Pictures in the listing should not be copied. Reproduce, word for word, each line from the one holding "Transcribe this image's" through the final line.
[Start INFORMATION SUPPLIED]
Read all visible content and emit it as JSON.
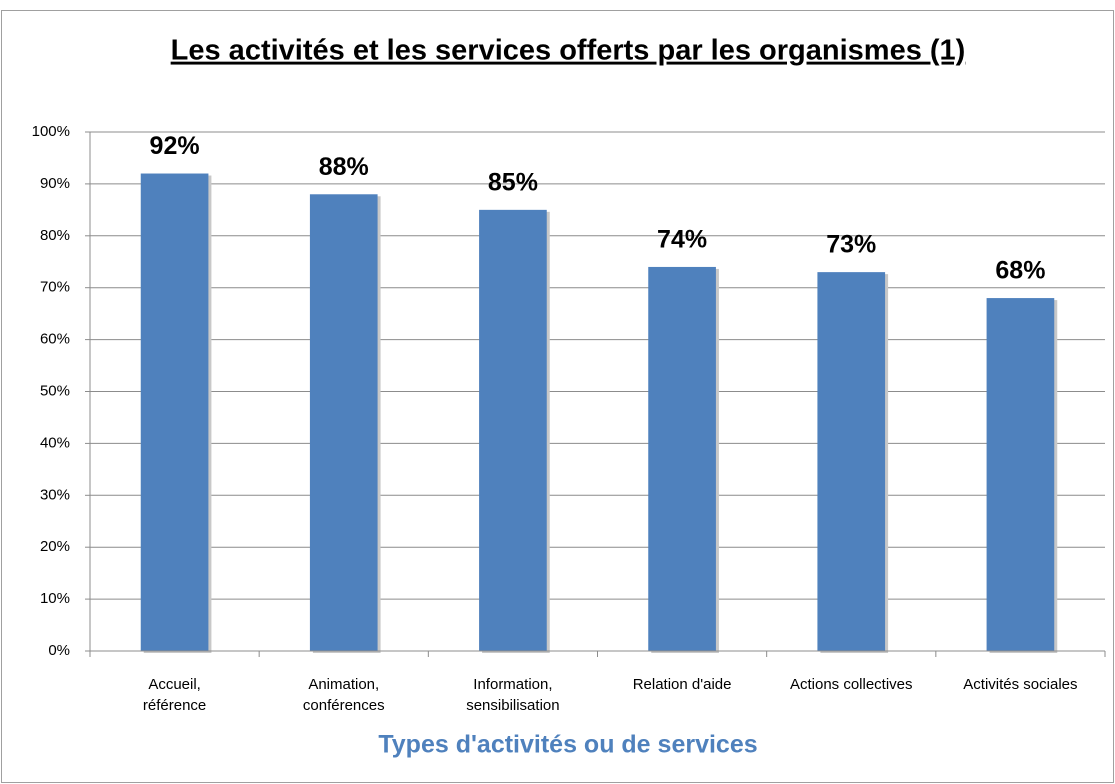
{
  "chart_data": {
    "type": "bar",
    "title": "Les activités et les services offerts par les organismes (1)",
    "x_label": "Types d'activités ou de services",
    "categories": [
      "Accueil,\nréférence",
      "Animation,\nconférences",
      "Information,\nsensibilisation",
      "Relation d'aide",
      "Actions collectives",
      "Activités sociales"
    ],
    "values": [
      92,
      88,
      85,
      74,
      73,
      68
    ],
    "value_labels": [
      "92%",
      "88%",
      "85%",
      "74%",
      "73%",
      "68%"
    ],
    "color": "#4f81bd",
    "ylim": [
      0,
      100
    ],
    "yticks": [
      {
        "value": 0,
        "label": "0%"
      },
      {
        "value": 10,
        "label": "10%"
      },
      {
        "value": 20,
        "label": "20%"
      },
      {
        "value": 30,
        "label": "30%"
      },
      {
        "value": 40,
        "label": "40%"
      },
      {
        "value": 50,
        "label": "50%"
      },
      {
        "value": 60,
        "label": "60%"
      },
      {
        "value": 70,
        "label": "70%"
      },
      {
        "value": 80,
        "label": "80%"
      },
      {
        "value": 90,
        "label": "90%"
      },
      {
        "value": 100,
        "label": "100%"
      }
    ],
    "grid": true
  }
}
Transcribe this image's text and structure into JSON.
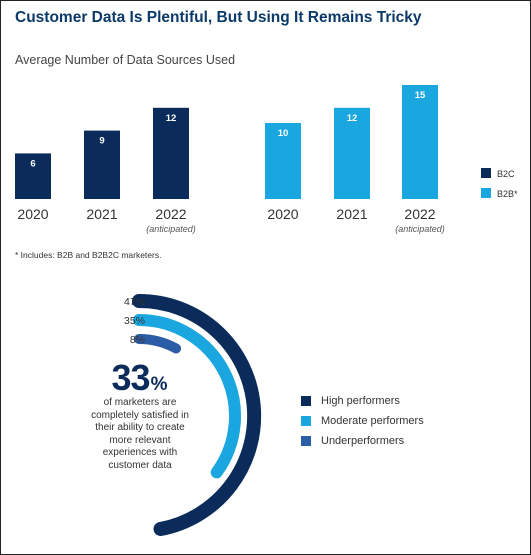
{
  "header": {
    "title": "Customer Data Is Plentiful, But Using It Remains Tricky",
    "subtitle": "Average Number of Data Sources Used"
  },
  "chart_data": [
    {
      "type": "bar",
      "title": "Average Number of Data Sources Used",
      "groups": [
        {
          "series": "B2C",
          "color": "#0b2c5a",
          "categories": [
            "2020",
            "2021",
            "2022"
          ],
          "sublabels": [
            "",
            "",
            "(anticipated)"
          ],
          "values": [
            6,
            9,
            12
          ]
        },
        {
          "series": "B2B*",
          "color": "#1aa7e0",
          "categories": [
            "2020",
            "2021",
            "2022"
          ],
          "sublabels": [
            "",
            "",
            "(anticipated)"
          ],
          "values": [
            10,
            12,
            15
          ]
        }
      ],
      "legend": [
        {
          "label": "B2C",
          "color": "#0b2c5a"
        },
        {
          "label": "B2B*",
          "color": "#1aa7e0"
        }
      ],
      "legend_position": "right",
      "grid": false
    },
    {
      "type": "arc",
      "series": [
        {
          "name": "High performers",
          "value": 47,
          "label": "47%",
          "color": "#0b2c5a"
        },
        {
          "name": "Moderate performers",
          "value": 35,
          "label": "35%",
          "color": "#1aa7e0"
        },
        {
          "name": "Underperformers",
          "value": 8,
          "label": "8%",
          "color": "#2b5ca6"
        }
      ],
      "legend_position": "right"
    }
  ],
  "footnote": "* Includes: B2B and B2B2C marketers.",
  "stat": {
    "value": "33",
    "unit": "%",
    "text": "of marketers are completely satisfied in their ability to create more relevant experiences with customer data"
  }
}
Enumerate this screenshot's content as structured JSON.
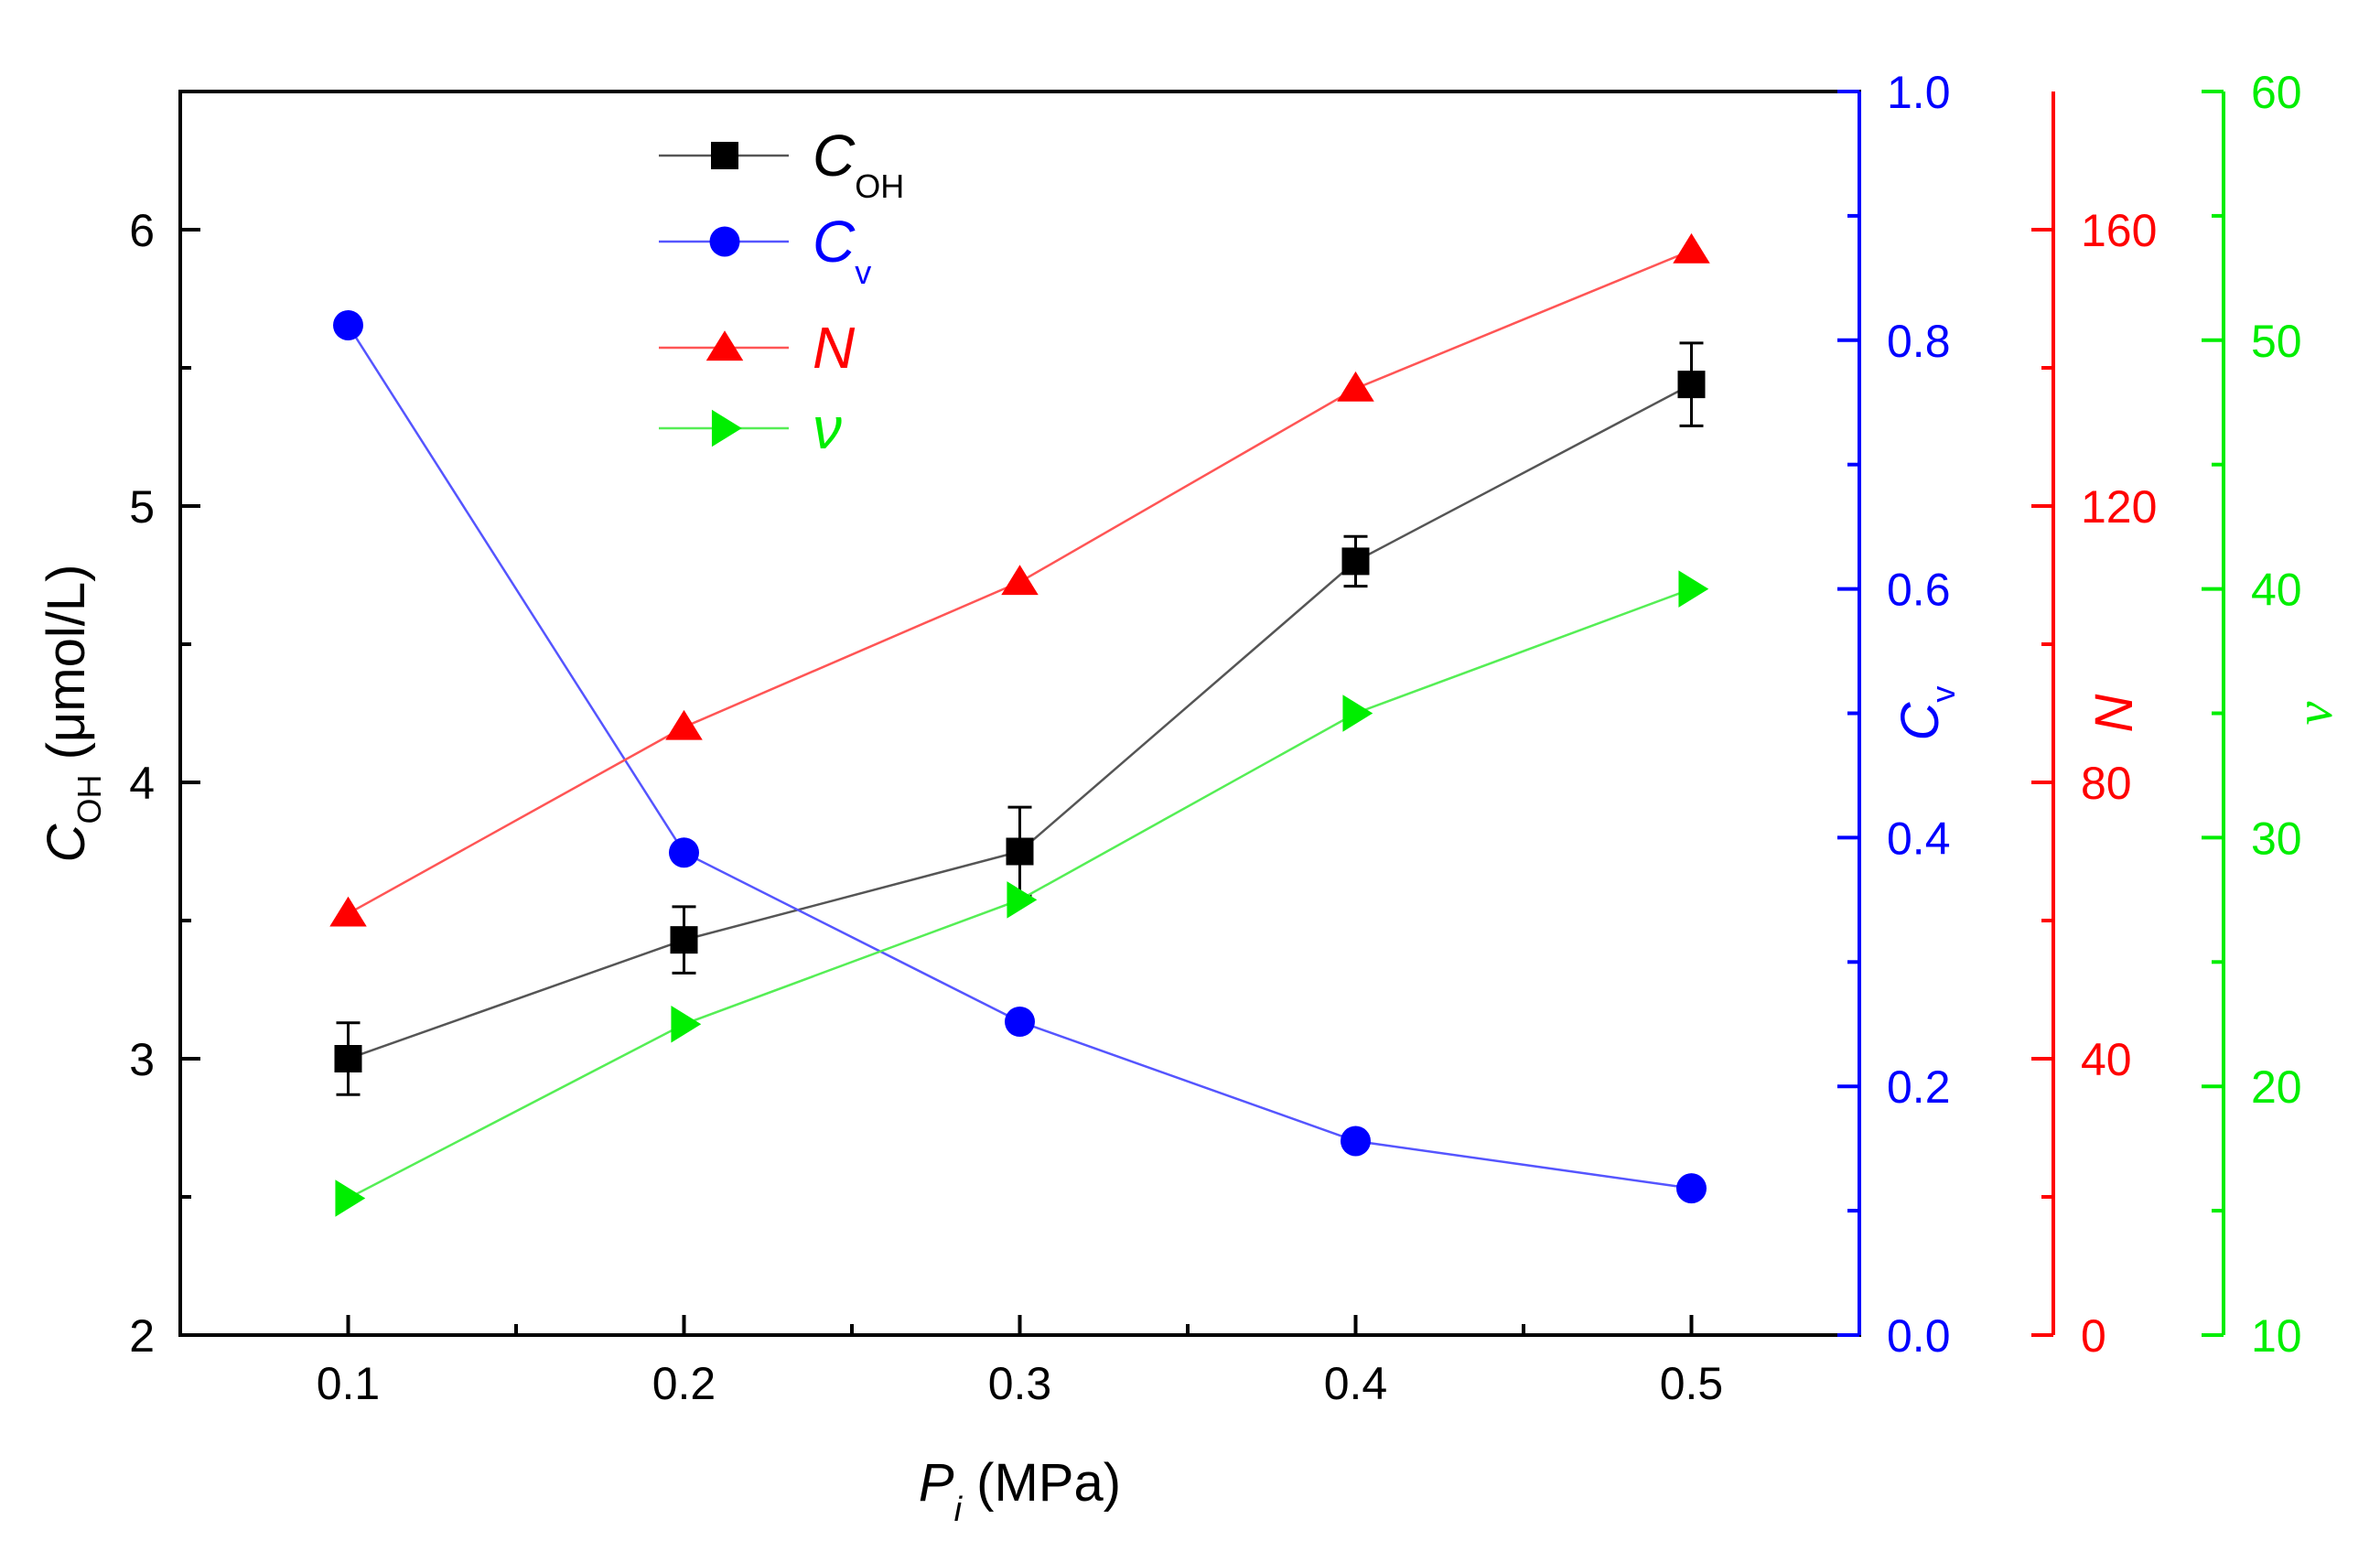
[End INFORMATION SUPPLIED]
FINISHED TASK:
Transcribe this image's text and structure into JSON.
{
  "header": {
    "title": "Customer Data Is Plentiful, But Using It Remains Tricky",
    "subtitle": "Average Number of Data Sources Used"
  },
  "chart_data": [
    {
      "type": "bar",
      "title": "Average Number of Data Sources Used",
      "groups": [
        {
          "series": "B2C",
          "color": "#0b2c5a",
          "categories": [
            "2020",
            "2021",
            "2022"
          ],
          "sublabels": [
            "",
            "",
            "(anticipated)"
          ],
          "values": [
            6,
            9,
            12
          ]
        },
        {
          "series": "B2B*",
          "color": "#1aa7e0",
          "categories": [
            "2020",
            "2021",
            "2022"
          ],
          "sublabels": [
            "",
            "",
            "(anticipated)"
          ],
          "values": [
            10,
            12,
            15
          ]
        }
      ],
      "legend": [
        {
          "label": "B2C",
          "color": "#0b2c5a"
        },
        {
          "label": "B2B*",
          "color": "#1aa7e0"
        }
      ],
      "legend_position": "right",
      "grid": false
    },
    {
      "type": "arc",
      "series": [
        {
          "name": "High performers",
          "value": 47,
          "label": "47%",
          "color": "#0b2c5a"
        },
        {
          "name": "Moderate performers",
          "value": 35,
          "label": "35%",
          "color": "#1aa7e0"
        },
        {
          "name": "Underperformers",
          "value": 8,
          "label": "8%",
          "color": "#2b5ca6"
        }
      ],
      "legend_position": "right"
    }
  ],
  "footnote": "* Includes: B2B and B2B2C marketers.",
  "stat": {
    "value": "33",
    "unit": "%",
    "text": "of marketers are completely satisfied in their ability to create more relevant experiences with customer data"
  }
}
Enumerate this screenshot's content as structured JSON.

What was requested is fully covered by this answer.